# [EXERCISE TASK]
How many lines in these records hold the string "газоснабжения"? Reply with the number alone.

+===+

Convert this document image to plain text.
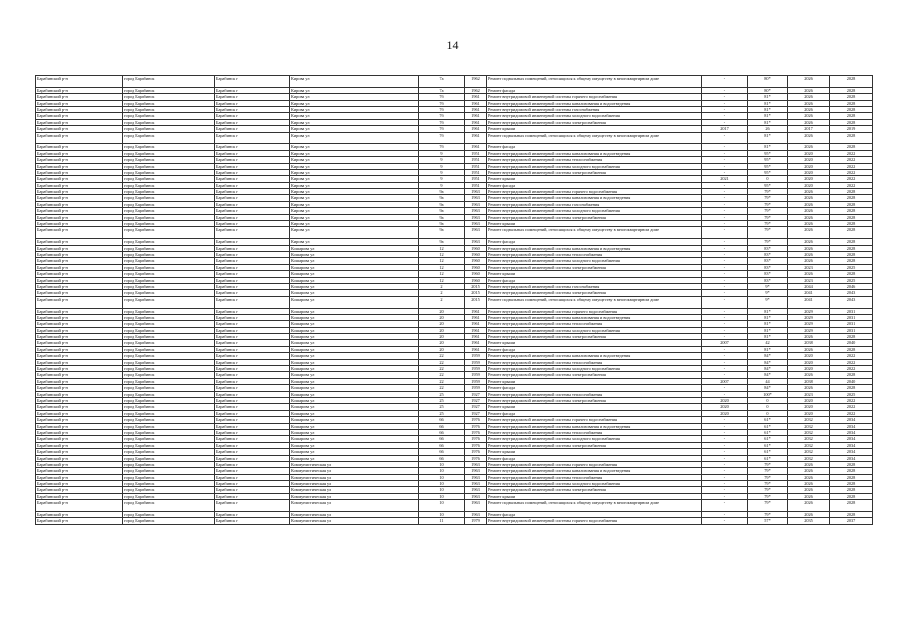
14
Барабинский р-н	город Барабинск	Барабинск г	Кирова ул	7а	1962	Ремонт подвальных помещений, относящихся к общему имуществу в многоквартирном доме	-	80*	2026	2028
Барабинский р-н	город Барабинск	Барабинск г	Кирова ул	7а	1962	Ремонт фасада	-	80*	2026	2028
Барабинский р-н	город Барабинск	Барабинск г	Кирова ул	7б	1961	Ремонт внутридомовой инженерной системы горячего водоснабжения	-	81*	2026	2028
Барабинский р-н	город Барабинск	Барабинск г	Кирова ул	7б	1961	Ремонт внутридомовой инженерной системы канализования и водоотведения	-	81*	2026	2028
Барабинский р-н	город Барабинск	Барабинск г	Кирова ул	7б	1961	Ремонт внутридомовой инженерной системы газоснабжения	-	81*	2026	2028
Барабинский р-н	город Барабинск	Барабинск г	Кирова ул	7б	1961	Ремонт внутридомовой инженерной системы холодного водоснабжения	-	81*	2026	2028
Барабинский р-н	город Барабинск	Барабинск г	Кирова ул	7б	1961	Ремонт внутридомовой инженерной системы электроснабжения	-	81*	2026	2028
Барабинский р-н	город Барабинск	Барабинск г	Кирова ул	7б	1961	Ремонт крыши	2017	26	2017	2019
Барабинский р-н	город Барабинск	Барабинск г	Кирова ул	7б	1961	Ремонт подвальных помещений, относящихся к общему имуществу в многоквартирном доме	-	81*	2026	2028
Барабинский р-н	город Барабинск	Барабинск г	Кирова ул	7б	1961	Ремонт фасада	-	81*	2026	2028
Барабинский р-н	город Барабинск	Барабинск г	Кирова ул	9	1951	Ремонт внутридомовой инженерной системы канализования и водоотведения	-	95*	2020	2022
Барабинский р-н	город Барабинск	Барабинск г	Кирова ул	9	1951	Ремонт внутридомовой инженерной системы теплоснабжения	-	95*	2020	2022
Барабинский р-н	город Барабинск	Барабинск г	Кирова ул	9	1951	Ремонт внутридомовой инженерной системы холодного водоснабжения	-	95*	2020	2022
Барабинский р-н	город Барабинск	Барабинск г	Кирова ул	9	1951	Ремонт внутридомовой инженерной системы электроснабжения	-	95*	2020	2022
Барабинский р-н	город Барабинск	Барабинск г	Кирова ул	9	1951	Ремонт крыши	2021	0	2020	2022
Барабинский р-н	город Барабинск	Барабинск г	Кирова ул	9	1951	Ремонт фасада	-	95*	2020	2022
Барабинский р-н	город Барабинск	Барабинск г	Кирова ул	9а	1963	Ремонт внутридомовой инженерной системы горячего водоснабжения	-	79*	2026	2028
Барабинский р-н	город Барабинск	Барабинск г	Кирова ул	9а	1963	Ремонт внутридомовой инженерной системы канализования и водоотведения	-	79*	2026	2028
Барабинский р-н	город Барабинск	Барабинск г	Кирова ул	9а	1963	Ремонт внутридомовой инженерной системы газоснабжения	-	79*	2026	2028
Барабинский р-н	город Барабинск	Барабинск г	Кирова ул	9а	1963	Ремонт внутридомовой инженерной системы холодного водоснабжения	-	79*	2026	2028
Барабинский р-н	город Барабинск	Барабинск г	Кирова ул	9а	1963	Ремонт внутридомовой инженерной системы электроснабжения	-	79*	2026	2028
Барабинский р-н	город Барабинск	Барабинск г	Кирова ул	9а	1963	Ремонт крыши	-	79*	2026	2028
Барабинский р-н	город Барабинск	Барабинск г	Кирова ул	9а	1963	Ремонт подвальных помещений, относящихся к общему имуществу в многоквартирном доме	-	79*	2026	2028
Барабинский р-н	город Барабинск	Барабинск г	Кирова ул	9а	1963	Ремонт фасада	-	79*	2026	2028
Барабинский р-н	город Барабинск	Барабинск г	Кошарова ул	12	1960	Ремонт внутридомовой инженерной системы канализования и водоотведения	-	83*	2026	2028
Барабинский р-н	город Барабинск	Барабинск г	Кошарова ул	12	1960	Ремонт внутридомовой инженерной системы теплоснабжения	-	83*	2026	2028
Барабинский р-н	город Барабинск	Барабинск г	Кошарова ул	12	1960	Ремонт внутридомовой инженерной системы холодного водоснабжения	-	83*	2026	2028
Барабинский р-н	город Барабинск	Барабинск г	Кошарова ул	12	1960	Ремонт внутридомовой инженерной системы электроснабжения	-	83*	2023	2025
Барабинский р-н	город Барабинск	Барабинск г	Кошарова ул	12	1960	Ремонт крыши	-	83*	2026	2028
Барабинский р-н	город Барабинск	Барабинск г	Кошарова ул	12	1960	Ремонт фасада	-	83*	2023	2025
Барабинский р-н	город Барабинск	Барабинск г	Кошарова ул	2	2015	Ремонт внутридомовой инженерной системы газоснабжения	-	9*	2044	2046
Барабинский р-н	город Барабинск	Барабинск г	Кошарова ул	2	2015	Ремонт внутридомовой инженерной системы электроснабжения	-	9*	2041	2043
Барабинский р-н	город Барабинск	Барабинск г	Кошарова ул	2	2015	Ремонт подвальных помещений, относящихся к общему имуществу в многоквартирном доме	-	9*	2041	2043
Барабинский р-н	город Барабинск	Барабинск г	Кошарова ул	20	1961	Ремонт внутридомовой инженерной системы горячего водоснабжения	-	81*	2029	2031
Барабинский р-н	город Барабинск	Барабинск г	Кошарова ул	20	1961	Ремонт внутридомовой инженерной системы канализования и водоотведения	-	81*	2029	2031
Барабинский р-н	город Барабинск	Барабинск г	Кошарова ул	20	1961	Ремонт внутридомовой инженерной системы теплоснабжения	-	81*	2029	2031
Барабинский р-н	город Барабинск	Барабинск г	Кошарова ул	20	1961	Ремонт внутридомовой инженерной системы холодного водоснабжения	-	81*	2029	2031
Барабинский р-н	город Барабинск	Барабинск г	Кошарова ул	20	1961	Ремонт внутридомовой инженерной системы электроснабжения	-	81*	2026	2028
Барабинский р-н	город Барабинск	Барабинск г	Кошарова ул	20	1961	Ремонт крыши	2007	42	2038	2040
Барабинский р-н	город Барабинск	Барабинск г	Кошарова ул	20	1961	Ремонт фасада	-	81*	2026	2028
Барабинский р-н	город Барабинск	Барабинск г	Кошарова ул	22	1959	Ремонт внутридомовой инженерной системы канализования и водоотведения	-	84*	2020	2022
Барабинский р-н	город Барабинск	Барабинск г	Кошарова ул	22	1959	Ремонт внутридомовой инженерной системы теплоснабжения	-	84*	2020	2022
Барабинский р-н	город Барабинск	Барабинск г	Кошарова ул	22	1959	Ремонт внутридомовой инженерной системы холодного водоснабжения	-	84*	2020	2022
Барабинский р-н	город Барабинск	Барабинск г	Кошарова ул	22	1959	Ремонт внутридомовой инженерной системы электроснабжения	-	84*	2026	2028
Барабинский р-н	город Барабинск	Барабинск г	Кошарова ул	22	1959	Ремонт крыши	2007	44	2038	2040
Барабинский р-н	город Барабинск	Барабинск г	Кошарова ул	22	1959	Ремонт фасада	-	84*	2026	2028
Барабинский р-н	город Барабинск	Барабинск г	Кошарова ул	25	1927	Ремонт внутридомовой инженерной системы теплоснабжения	-	100*	2023	2025
Барабинский р-н	город Барабинск	Барабинск г	Кошарова ул	25	1927	Ремонт внутридомовой инженерной системы электроснабжения	2020	0	2020	2022
Барабинский р-н	город Барабинск	Барабинск г	Кошарова ул	25	1927	Ремонт крыши	2020	0	2020	2022
Барабинский р-н	город Барабинск	Барабинск г	Кошарова ул	25	1927	Ремонт фасада	2020	0	2020	2022
Барабинский р-н	город Барабинск	Барабинск г	Кошарова ул	66	1976	Ремонт внутридомовой инженерной системы горячего водоснабжения	-	61*	2032	2034
Барабинский р-н	город Барабинск	Барабинск г	Кошарова ул	66	1976	Ремонт внутридомовой инженерной системы канализования и водоотведения	-	61*	2032	2034
Барабинский р-н	город Барабинск	Барабинск г	Кошарова ул	66	1976	Ремонт внутридомовой инженерной системы теплоснабжения	-	61*	2032	2034
Барабинский р-н	город Барабинск	Барабинск г	Кошарова ул	66	1976	Ремонт внутридомовой инженерной системы холодного водоснабжения	-	61*	2032	2034
Барабинский р-н	город Барабинск	Барабинск г	Кошарова ул	66	1976	Ремонт внутридомовой инженерной системы электроснабжения	-	61*	2032	2034
Барабинский р-н	город Барабинск	Барабинск г	Кошарова ул	66	1976	Ремонт крыши	-	61*	2032	2034
Барабинский р-н	город Барабинск	Барабинск г	Кошарова ул	66	1976	Ремонт фасада	-	61*	2032	2034
Барабинский р-н	город Барабинск	Барабинск г	Коммунистическая ул	10	1963	Ремонт внутридомовой инженерной системы горячего водоснабжения	-	79*	2026	2028
Барабинский р-н	город Барабинск	Барабинск г	Коммунистическая ул	10	1963	Ремонт внутридомовой инженерной системы канализования и водоотведения	-	79*	2026	2028
Барабинский р-н	город Барабинск	Барабинск г	Коммунистическая ул	10	1963	Ремонт внутридомовой инженерной системы теплоснабжения	-	79*	2026	2028
Барабинский р-н	город Барабинск	Барабинск г	Коммунистическая ул	10	1963	Ремонт внутридомовой инженерной системы холодного водоснабжения	-	79*	2026	2028
Барабинский р-н	город Барабинск	Барабинск г	Коммунистическая ул	10	1963	Ремонт внутридомовой инженерной системы электроснабжения	-	79*	2026	2028
Барабинский р-н	город Барабинск	Барабинск г	Коммунистическая ул	10	1963	Ремонт крыши	-	79*	2026	2028
Барабинский р-н	город Барабинск	Барабинск г	Коммунистическая ул	10	1963	Ремонт подвальных помещений, относящихся к общему имуществу в многоквартирном доме	-	79*	2026	2028
Барабинский р-н	город Барабинск	Барабинск г	Коммунистическая ул	10	1963	Ремонт фасада	-	79*	2026	2028
Барабинский р-н	город Барабинск	Барабинск г	Коммунистическая ул	11	1979	Ремонт внутридомовой инженерной системы горячего водоснабжения	-	57*	2035	2037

+===+

# [RESULT FOR THIS EXERCISE]
3